Items »

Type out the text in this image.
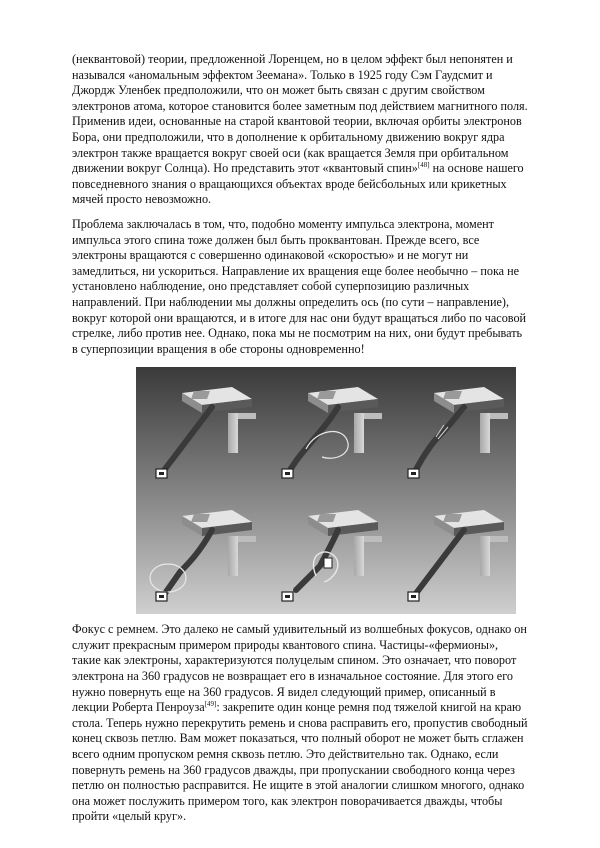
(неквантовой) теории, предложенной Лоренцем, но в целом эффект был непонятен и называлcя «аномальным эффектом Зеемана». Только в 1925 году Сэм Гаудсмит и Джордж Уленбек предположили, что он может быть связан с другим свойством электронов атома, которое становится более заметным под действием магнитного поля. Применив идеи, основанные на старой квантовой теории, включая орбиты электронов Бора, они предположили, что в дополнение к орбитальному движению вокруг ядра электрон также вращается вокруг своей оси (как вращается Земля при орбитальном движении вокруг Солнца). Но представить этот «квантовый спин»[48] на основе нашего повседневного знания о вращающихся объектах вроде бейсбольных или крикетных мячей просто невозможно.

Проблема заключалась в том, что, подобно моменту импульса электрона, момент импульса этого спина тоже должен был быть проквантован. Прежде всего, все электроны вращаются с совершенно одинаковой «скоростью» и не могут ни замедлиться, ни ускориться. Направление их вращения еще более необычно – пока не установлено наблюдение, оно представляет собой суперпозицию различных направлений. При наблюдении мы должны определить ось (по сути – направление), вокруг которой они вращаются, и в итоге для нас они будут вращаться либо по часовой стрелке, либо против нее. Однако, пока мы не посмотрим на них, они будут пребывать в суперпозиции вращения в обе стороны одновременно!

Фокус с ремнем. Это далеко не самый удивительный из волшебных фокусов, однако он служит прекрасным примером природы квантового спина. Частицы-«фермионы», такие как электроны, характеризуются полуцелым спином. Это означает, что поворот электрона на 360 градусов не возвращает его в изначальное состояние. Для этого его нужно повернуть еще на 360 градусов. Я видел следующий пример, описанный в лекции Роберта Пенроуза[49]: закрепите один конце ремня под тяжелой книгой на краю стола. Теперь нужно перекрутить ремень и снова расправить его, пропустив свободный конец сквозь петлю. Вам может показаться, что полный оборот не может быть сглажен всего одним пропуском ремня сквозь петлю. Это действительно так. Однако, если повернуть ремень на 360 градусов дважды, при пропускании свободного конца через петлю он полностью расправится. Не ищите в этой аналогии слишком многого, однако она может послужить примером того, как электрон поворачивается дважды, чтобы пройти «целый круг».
---
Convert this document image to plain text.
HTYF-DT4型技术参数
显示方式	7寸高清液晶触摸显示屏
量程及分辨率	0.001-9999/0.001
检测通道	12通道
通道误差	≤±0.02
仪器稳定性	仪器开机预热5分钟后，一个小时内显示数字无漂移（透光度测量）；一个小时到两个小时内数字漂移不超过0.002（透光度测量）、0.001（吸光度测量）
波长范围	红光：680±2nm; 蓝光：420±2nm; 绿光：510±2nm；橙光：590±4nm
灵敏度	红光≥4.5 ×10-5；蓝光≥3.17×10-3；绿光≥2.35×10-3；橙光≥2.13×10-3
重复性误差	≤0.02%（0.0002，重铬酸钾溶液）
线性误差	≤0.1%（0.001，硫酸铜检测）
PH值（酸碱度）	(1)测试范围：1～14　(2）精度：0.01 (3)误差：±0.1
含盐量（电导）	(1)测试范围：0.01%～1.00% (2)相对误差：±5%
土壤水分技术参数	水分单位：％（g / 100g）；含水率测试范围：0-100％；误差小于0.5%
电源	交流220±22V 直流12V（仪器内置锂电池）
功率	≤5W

Task »
Compute the number of lines above that contain the string "text". Reply with that value only.

Solution to this exercise »
2